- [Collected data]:
--

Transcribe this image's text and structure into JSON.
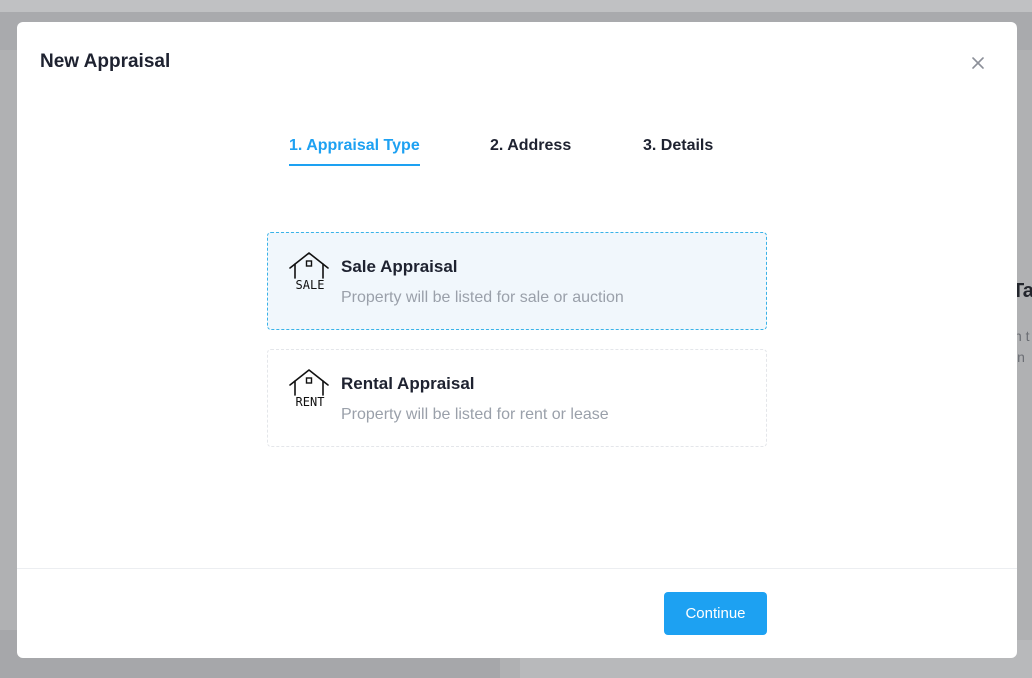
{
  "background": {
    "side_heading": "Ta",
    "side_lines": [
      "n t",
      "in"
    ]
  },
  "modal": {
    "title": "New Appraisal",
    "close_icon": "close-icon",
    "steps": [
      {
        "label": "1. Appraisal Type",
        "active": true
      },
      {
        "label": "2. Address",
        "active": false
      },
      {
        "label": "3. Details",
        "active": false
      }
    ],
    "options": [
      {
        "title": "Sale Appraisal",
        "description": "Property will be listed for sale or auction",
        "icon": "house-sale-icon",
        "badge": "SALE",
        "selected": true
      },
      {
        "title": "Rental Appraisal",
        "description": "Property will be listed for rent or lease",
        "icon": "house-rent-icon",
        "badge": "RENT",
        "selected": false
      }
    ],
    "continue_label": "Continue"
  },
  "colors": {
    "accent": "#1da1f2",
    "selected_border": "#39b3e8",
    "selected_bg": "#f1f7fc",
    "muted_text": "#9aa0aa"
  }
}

--

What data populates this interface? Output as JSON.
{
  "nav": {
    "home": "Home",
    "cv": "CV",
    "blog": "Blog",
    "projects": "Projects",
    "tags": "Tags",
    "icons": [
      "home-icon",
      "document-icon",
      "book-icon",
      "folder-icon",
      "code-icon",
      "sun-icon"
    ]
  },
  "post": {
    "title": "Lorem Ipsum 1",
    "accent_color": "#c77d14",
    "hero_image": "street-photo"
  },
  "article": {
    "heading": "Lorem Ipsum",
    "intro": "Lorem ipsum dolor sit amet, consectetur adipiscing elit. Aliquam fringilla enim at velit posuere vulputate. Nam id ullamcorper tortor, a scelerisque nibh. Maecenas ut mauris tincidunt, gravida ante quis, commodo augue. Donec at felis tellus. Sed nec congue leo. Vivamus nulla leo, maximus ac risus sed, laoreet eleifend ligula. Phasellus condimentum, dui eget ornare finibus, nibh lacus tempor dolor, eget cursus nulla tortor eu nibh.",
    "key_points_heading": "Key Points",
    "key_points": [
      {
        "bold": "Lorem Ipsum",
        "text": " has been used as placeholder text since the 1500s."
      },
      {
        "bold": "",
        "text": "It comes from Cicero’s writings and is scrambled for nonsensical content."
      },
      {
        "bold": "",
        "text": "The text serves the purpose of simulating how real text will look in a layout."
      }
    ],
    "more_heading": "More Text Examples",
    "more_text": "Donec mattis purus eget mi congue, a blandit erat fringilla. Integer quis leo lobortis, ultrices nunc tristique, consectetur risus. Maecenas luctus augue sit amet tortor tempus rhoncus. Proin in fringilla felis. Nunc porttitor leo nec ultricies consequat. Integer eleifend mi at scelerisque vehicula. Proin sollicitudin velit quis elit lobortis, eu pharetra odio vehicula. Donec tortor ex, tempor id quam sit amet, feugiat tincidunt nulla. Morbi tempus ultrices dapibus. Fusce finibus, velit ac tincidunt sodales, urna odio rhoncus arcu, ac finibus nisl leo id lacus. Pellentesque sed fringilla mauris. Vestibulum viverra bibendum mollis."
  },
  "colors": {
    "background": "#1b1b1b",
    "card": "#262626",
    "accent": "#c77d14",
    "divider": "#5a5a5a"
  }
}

--

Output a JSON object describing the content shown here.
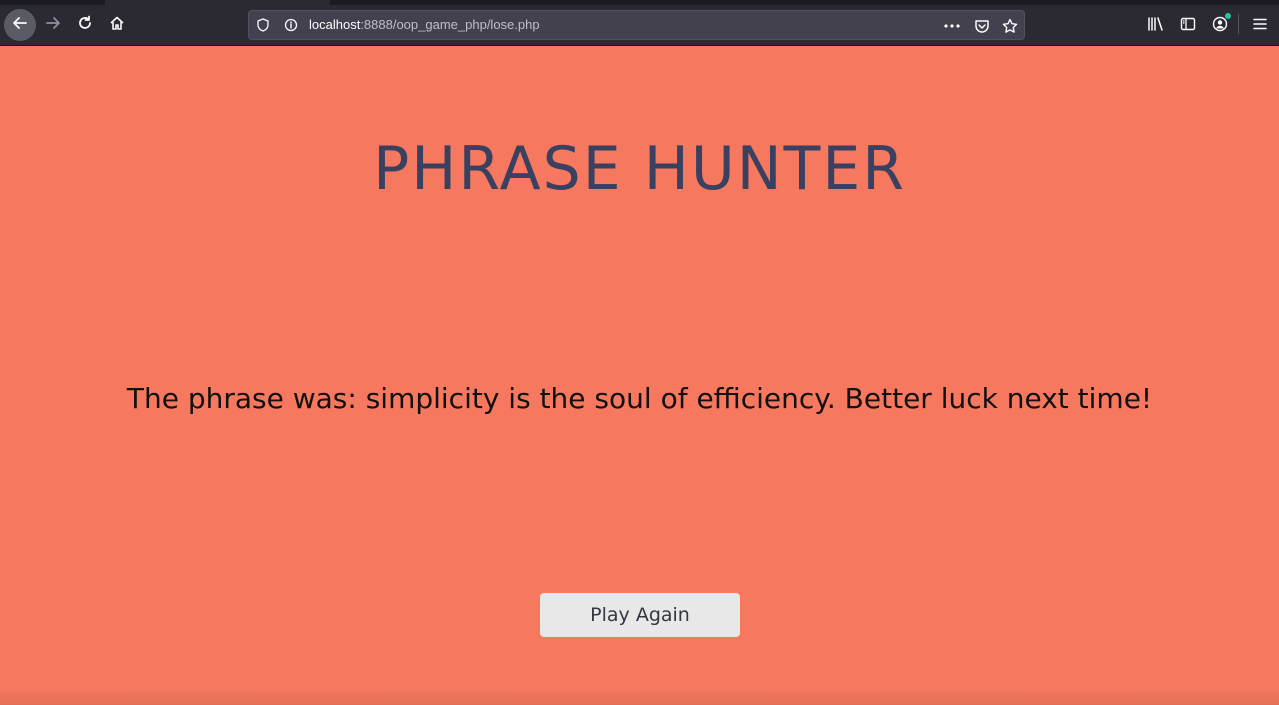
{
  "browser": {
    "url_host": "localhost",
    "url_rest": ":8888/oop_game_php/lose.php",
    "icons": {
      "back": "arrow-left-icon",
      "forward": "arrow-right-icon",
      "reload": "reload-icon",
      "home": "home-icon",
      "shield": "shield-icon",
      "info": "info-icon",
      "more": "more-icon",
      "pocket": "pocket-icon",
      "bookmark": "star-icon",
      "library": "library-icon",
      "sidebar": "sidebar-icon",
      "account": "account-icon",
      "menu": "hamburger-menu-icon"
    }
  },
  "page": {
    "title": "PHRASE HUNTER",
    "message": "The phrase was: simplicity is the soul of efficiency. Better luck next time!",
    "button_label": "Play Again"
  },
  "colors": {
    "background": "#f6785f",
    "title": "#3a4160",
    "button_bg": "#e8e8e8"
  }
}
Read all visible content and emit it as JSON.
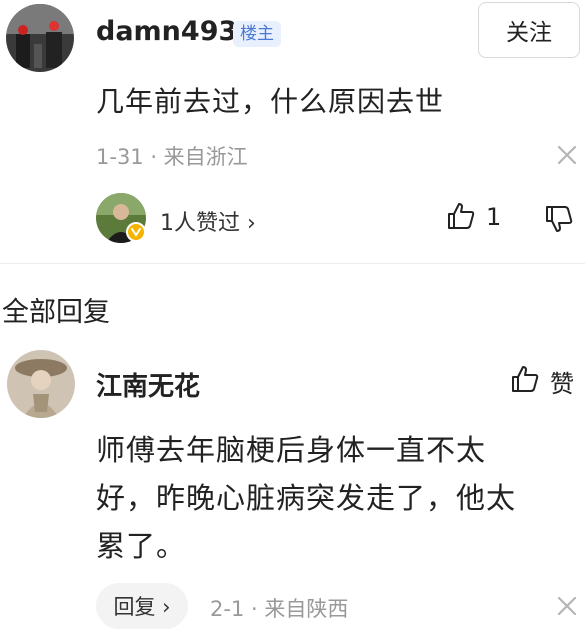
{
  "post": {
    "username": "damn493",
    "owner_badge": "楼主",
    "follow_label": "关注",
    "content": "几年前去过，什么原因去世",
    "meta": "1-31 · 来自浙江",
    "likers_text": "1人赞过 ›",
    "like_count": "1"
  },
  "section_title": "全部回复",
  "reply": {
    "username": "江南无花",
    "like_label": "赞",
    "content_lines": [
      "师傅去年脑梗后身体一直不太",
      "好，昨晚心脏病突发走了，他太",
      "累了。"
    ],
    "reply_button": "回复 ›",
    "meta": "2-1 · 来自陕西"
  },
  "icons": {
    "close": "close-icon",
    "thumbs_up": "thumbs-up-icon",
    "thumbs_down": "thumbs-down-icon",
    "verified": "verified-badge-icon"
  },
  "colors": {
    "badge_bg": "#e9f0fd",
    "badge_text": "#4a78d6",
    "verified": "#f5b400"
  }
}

--

- [WHAT YOU SHOULD DO]:
Say how many lines in this material hold "close", and say nothing else.

- [REPLY]:
2